Could you extract every entry below and reproduce it exactly?

::: Given information :::

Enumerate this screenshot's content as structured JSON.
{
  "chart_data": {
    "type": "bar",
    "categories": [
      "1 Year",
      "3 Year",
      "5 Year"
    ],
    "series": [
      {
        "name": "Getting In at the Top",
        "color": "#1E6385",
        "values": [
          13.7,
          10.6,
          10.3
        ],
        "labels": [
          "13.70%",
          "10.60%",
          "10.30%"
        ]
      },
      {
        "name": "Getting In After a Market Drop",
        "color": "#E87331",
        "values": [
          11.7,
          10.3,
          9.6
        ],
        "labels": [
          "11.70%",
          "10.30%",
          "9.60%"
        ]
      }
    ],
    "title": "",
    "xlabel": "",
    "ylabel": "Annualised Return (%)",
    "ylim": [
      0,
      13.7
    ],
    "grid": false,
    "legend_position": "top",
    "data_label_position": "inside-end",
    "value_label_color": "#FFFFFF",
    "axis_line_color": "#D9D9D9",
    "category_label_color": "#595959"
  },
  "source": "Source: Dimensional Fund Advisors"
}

:::

- [Reply to the task]:
Enumerate this screenshot's content as structured JSON.
{
  "chart_data": {
    "type": "bar",
    "categories": [
      "1 Year",
      "3 Year",
      "5 Year"
    ],
    "series": [
      {
        "name": "Getting In at the Top",
        "color": "#1E6385",
        "values": [
          13.7,
          10.6,
          10.3
        ],
        "labels": [
          "13.70%",
          "10.60%",
          "10.30%"
        ]
      },
      {
        "name": "Getting In After a Market Drop",
        "color": "#E87331",
        "values": [
          11.7,
          10.3,
          9.6
        ],
        "labels": [
          "11.70%",
          "10.30%",
          "9.60%"
        ]
      }
    ],
    "title": "",
    "xlabel": "",
    "ylabel": "Annualised Return (%)",
    "ylim": [
      0,
      13.7
    ],
    "grid": false,
    "legend_position": "top",
    "data_label_position": "inside-end",
    "value_label_color": "#FFFFFF",
    "axis_line_color": "#D9D9D9",
    "category_label_color": "#595959"
  },
  "source": "Source: Dimensional Fund Advisors"
}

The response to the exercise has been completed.